Short task »
Make a tally of the lines in the records that include the string "efter", and give only that number.

Stored entries:
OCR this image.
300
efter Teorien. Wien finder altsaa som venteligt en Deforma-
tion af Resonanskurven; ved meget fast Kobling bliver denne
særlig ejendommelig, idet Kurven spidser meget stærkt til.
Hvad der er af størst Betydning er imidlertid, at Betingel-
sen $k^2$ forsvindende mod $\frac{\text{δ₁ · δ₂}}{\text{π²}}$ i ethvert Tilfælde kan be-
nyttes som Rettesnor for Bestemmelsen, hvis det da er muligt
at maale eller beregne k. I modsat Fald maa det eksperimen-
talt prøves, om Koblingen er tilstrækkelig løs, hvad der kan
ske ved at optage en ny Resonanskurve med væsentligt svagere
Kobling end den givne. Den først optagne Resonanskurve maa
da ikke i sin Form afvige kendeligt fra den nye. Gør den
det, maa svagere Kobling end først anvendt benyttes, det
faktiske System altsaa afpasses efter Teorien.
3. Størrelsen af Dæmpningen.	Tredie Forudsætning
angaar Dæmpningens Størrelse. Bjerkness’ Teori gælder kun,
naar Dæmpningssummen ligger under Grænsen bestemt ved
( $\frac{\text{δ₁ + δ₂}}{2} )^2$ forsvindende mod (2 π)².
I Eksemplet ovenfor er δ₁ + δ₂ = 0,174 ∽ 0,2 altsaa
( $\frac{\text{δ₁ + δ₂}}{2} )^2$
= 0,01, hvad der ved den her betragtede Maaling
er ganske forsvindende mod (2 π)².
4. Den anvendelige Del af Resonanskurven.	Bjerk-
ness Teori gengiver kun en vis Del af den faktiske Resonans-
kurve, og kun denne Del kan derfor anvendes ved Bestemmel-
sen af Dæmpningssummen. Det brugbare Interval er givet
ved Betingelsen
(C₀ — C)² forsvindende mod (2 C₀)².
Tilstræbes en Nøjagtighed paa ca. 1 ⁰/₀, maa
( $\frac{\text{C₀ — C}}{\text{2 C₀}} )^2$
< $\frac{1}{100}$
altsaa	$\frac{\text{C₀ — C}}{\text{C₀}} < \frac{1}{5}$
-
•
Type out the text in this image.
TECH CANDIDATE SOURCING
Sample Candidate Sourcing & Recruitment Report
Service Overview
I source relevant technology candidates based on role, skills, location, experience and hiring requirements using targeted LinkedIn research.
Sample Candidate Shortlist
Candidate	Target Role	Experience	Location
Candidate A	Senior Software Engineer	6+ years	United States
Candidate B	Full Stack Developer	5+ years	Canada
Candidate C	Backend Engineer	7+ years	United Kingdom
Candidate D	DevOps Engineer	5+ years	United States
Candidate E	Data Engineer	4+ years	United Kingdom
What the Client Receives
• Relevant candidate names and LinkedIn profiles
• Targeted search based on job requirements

Answer to this problem »
2